— Start —

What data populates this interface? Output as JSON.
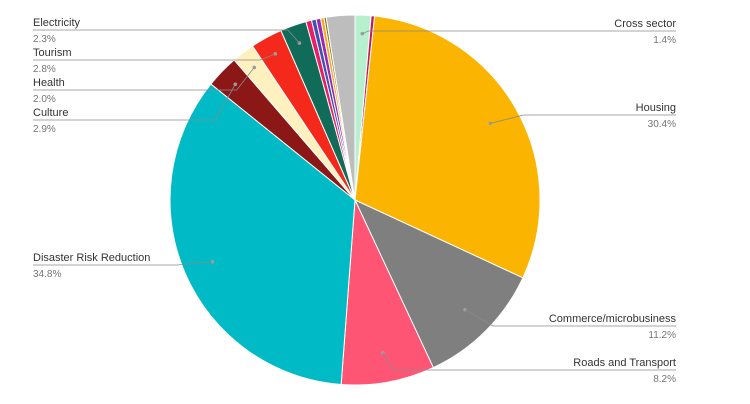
{
  "chart_data": {
    "type": "pie",
    "title": "",
    "slices": [
      {
        "label": "Cross sector",
        "value_text": "1.4%",
        "value": 1.4,
        "color": "#b7f0cf",
        "labeled": true,
        "side": "right"
      },
      {
        "label": "",
        "value": 0.3,
        "color": "#c2185b",
        "labeled": false
      },
      {
        "label": "Housing",
        "value_text": "30.4%",
        "value": 30.4,
        "color": "#fbb400",
        "labeled": true,
        "side": "right"
      },
      {
        "label": "Commerce/microbusiness",
        "value_text": "11.2%",
        "value": 11.2,
        "color": "#7f7f7f",
        "labeled": true,
        "side": "right"
      },
      {
        "label": "Roads and Transport",
        "value_text": "8.2%",
        "value": 8.2,
        "color": "#fd5573",
        "labeled": true,
        "side": "right"
      },
      {
        "label": "Disaster Risk Reduction",
        "value_text": "34.8%",
        "value": 34.8,
        "color": "#00bac6",
        "labeled": true,
        "side": "left"
      },
      {
        "label": "Culture",
        "value_text": "2.9%",
        "value": 2.9,
        "color": "#8b1717",
        "labeled": true,
        "side": "left"
      },
      {
        "label": "Health",
        "value_text": "2.0%",
        "value": 2.0,
        "color": "#fff0c0",
        "labeled": true,
        "side": "left"
      },
      {
        "label": "Tourism",
        "value_text": "2.8%",
        "value": 2.8,
        "color": "#f4281b",
        "labeled": true,
        "side": "left"
      },
      {
        "label": "Electricity",
        "value_text": "2.3%",
        "value": 2.3,
        "color": "#106b59",
        "labeled": true,
        "side": "left"
      },
      {
        "label": "",
        "value": 0.5,
        "color": "#e91e63",
        "labeled": false
      },
      {
        "label": "",
        "value": 0.4,
        "color": "#3f51b5",
        "labeled": false
      },
      {
        "label": "",
        "value": 0.4,
        "color": "#9c27b0",
        "labeled": false
      },
      {
        "label": "",
        "value": 0.3,
        "color": "#f9a825",
        "labeled": false
      },
      {
        "label": "",
        "value": 0.2,
        "color": "#827717",
        "labeled": false
      },
      {
        "label": "",
        "value": 2.5,
        "color": "#bdbdbd",
        "labeled": false
      }
    ]
  }
}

— End —

Stated task: Transcribe the whole listing, character for character, but not its images.

Result below:
What data populates this interface? Output as JSON.
{
  "chart_data": {
    "type": "pie",
    "title": "",
    "slices": [
      {
        "label": "Cross sector",
        "value_text": "1.4%",
        "value": 1.4,
        "color": "#b7f0cf",
        "labeled": true,
        "side": "right"
      },
      {
        "label": "",
        "value": 0.3,
        "color": "#c2185b",
        "labeled": false
      },
      {
        "label": "Housing",
        "value_text": "30.4%",
        "value": 30.4,
        "color": "#fbb400",
        "labeled": true,
        "side": "right"
      },
      {
        "label": "Commerce/microbusiness",
        "value_text": "11.2%",
        "value": 11.2,
        "color": "#7f7f7f",
        "labeled": true,
        "side": "right"
      },
      {
        "label": "Roads and Transport",
        "value_text": "8.2%",
        "value": 8.2,
        "color": "#fd5573",
        "labeled": true,
        "side": "right"
      },
      {
        "label": "Disaster Risk Reduction",
        "value_text": "34.8%",
        "value": 34.8,
        "color": "#00bac6",
        "labeled": true,
        "side": "left"
      },
      {
        "label": "Culture",
        "value_text": "2.9%",
        "value": 2.9,
        "color": "#8b1717",
        "labeled": true,
        "side": "left"
      },
      {
        "label": "Health",
        "value_text": "2.0%",
        "value": 2.0,
        "color": "#fff0c0",
        "labeled": true,
        "side": "left"
      },
      {
        "label": "Tourism",
        "value_text": "2.8%",
        "value": 2.8,
        "color": "#f4281b",
        "labeled": true,
        "side": "left"
      },
      {
        "label": "Electricity",
        "value_text": "2.3%",
        "value": 2.3,
        "color": "#106b59",
        "labeled": true,
        "side": "left"
      },
      {
        "label": "",
        "value": 0.5,
        "color": "#e91e63",
        "labeled": false
      },
      {
        "label": "",
        "value": 0.4,
        "color": "#3f51b5",
        "labeled": false
      },
      {
        "label": "",
        "value": 0.4,
        "color": "#9c27b0",
        "labeled": false
      },
      {
        "label": "",
        "value": 0.3,
        "color": "#f9a825",
        "labeled": false
      },
      {
        "label": "",
        "value": 0.2,
        "color": "#827717",
        "labeled": false
      },
      {
        "label": "",
        "value": 2.5,
        "color": "#bdbdbd",
        "labeled": false
      }
    ]
  }
}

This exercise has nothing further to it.